Return the whole listing, keeping every character the same.

(Records from a data source)
########################################

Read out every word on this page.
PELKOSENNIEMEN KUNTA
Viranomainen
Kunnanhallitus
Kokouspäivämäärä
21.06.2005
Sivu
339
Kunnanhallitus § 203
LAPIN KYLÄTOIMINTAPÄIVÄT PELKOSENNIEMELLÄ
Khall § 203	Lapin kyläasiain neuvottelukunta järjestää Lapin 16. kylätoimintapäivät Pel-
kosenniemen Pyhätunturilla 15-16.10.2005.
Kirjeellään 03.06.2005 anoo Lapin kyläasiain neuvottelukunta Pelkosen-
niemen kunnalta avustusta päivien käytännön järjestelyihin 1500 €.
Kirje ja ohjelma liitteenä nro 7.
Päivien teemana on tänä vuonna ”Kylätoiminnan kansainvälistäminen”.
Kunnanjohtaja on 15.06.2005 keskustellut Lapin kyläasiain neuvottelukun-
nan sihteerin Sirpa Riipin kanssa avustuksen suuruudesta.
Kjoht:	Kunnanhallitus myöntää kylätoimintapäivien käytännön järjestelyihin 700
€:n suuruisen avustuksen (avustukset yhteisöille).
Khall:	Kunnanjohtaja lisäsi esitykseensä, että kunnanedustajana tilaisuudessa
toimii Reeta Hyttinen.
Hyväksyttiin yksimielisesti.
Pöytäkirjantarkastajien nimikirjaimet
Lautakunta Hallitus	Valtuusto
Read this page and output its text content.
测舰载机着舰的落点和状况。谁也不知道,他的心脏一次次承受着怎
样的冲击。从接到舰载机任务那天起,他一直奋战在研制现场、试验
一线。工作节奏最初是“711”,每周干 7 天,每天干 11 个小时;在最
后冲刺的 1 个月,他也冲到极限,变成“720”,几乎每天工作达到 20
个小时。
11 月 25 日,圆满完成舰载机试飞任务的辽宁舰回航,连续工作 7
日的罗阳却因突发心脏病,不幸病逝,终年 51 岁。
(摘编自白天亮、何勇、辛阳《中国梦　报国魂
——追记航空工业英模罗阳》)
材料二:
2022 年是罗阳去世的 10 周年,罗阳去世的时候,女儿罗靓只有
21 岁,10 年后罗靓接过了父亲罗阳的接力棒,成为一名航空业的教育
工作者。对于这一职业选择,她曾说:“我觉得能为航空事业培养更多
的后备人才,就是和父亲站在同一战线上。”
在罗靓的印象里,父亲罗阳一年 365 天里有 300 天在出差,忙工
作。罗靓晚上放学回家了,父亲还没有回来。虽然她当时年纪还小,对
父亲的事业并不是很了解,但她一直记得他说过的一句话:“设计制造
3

########################################

Result of the exercise:
Read out every word on this page.
PELKOSENNIEMEN KUNTA
Viranomainen
Kunnanhallitus
Kokouspäivämäärä
21.06.2005
Sivu
339
Kunnanhallitus § 203
LAPIN KYLÄTOIMINTAPÄIVÄT PELKOSENNIEMELLÄ
Khall § 203	Lapin kyläasiain neuvottelukunta järjestää Lapin 16. kylätoimintapäivät Pel-
kosenniemen Pyhätunturilla 15-16.10.2005.
Kirjeellään 03.06.2005 anoo Lapin kyläasiain neuvottelukunta Pelkosen-
niemen kunnalta avustusta päivien käytännön järjestelyihin 1500 €.
Kirje ja ohjelma liitteenä nro 7.
Päivien teemana on tänä vuonna ”Kylätoiminnan kansainvälistäminen”.
Kunnanjohtaja on 15.06.2005 keskustellut Lapin kyläasiain neuvottelukun-
nan sihteerin Sirpa Riipin kanssa avustuksen suuruudesta.
Kjoht:	Kunnanhallitus myöntää kylätoimintapäivien käytännön järjestelyihin 700
€:n suuruisen avustuksen (avustukset yhteisöille).
Khall:	Kunnanjohtaja lisäsi esitykseensä, että kunnanedustajana tilaisuudessa
toimii Reeta Hyttinen.
Hyväksyttiin yksimielisesti.
Pöytäkirjantarkastajien nimikirjaimet
Lautakunta Hallitus	Valtuusto
Read this page and output its text content.
测舰载机着舰的落点和状况。谁也不知道,他的心脏一次次承受着怎
样的冲击。从接到舰载机任务那天起,他一直奋战在研制现场、试验
一线。工作节奏最初是“711”,每周干 7 天,每天干 11 个小时;在最
后冲刺的 1 个月,他也冲到极限,变成“720”,几乎每天工作达到 20
个小时。
11 月 25 日,圆满完成舰载机试飞任务的辽宁舰回航,连续工作 7
日的罗阳却因突发心脏病,不幸病逝,终年 51 岁。
(摘编自白天亮、何勇、辛阳《中国梦　报国魂
——追记航空工业英模罗阳》)
材料二:
2022 年是罗阳去世的 10 周年,罗阳去世的时候,女儿罗靓只有
21 岁,10 年后罗靓接过了父亲罗阳的接力棒,成为一名航空业的教育
工作者。对于这一职业选择,她曾说:“我觉得能为航空事业培养更多
的后备人才,就是和父亲站在同一战线上。”
在罗靓的印象里,父亲罗阳一年 365 天里有 300 天在出差,忙工
作。罗靓晚上放学回家了,父亲还没有回来。虽然她当时年纪还小,对
父亲的事业并不是很了解,但她一直记得他说过的一句话:“设计制造
3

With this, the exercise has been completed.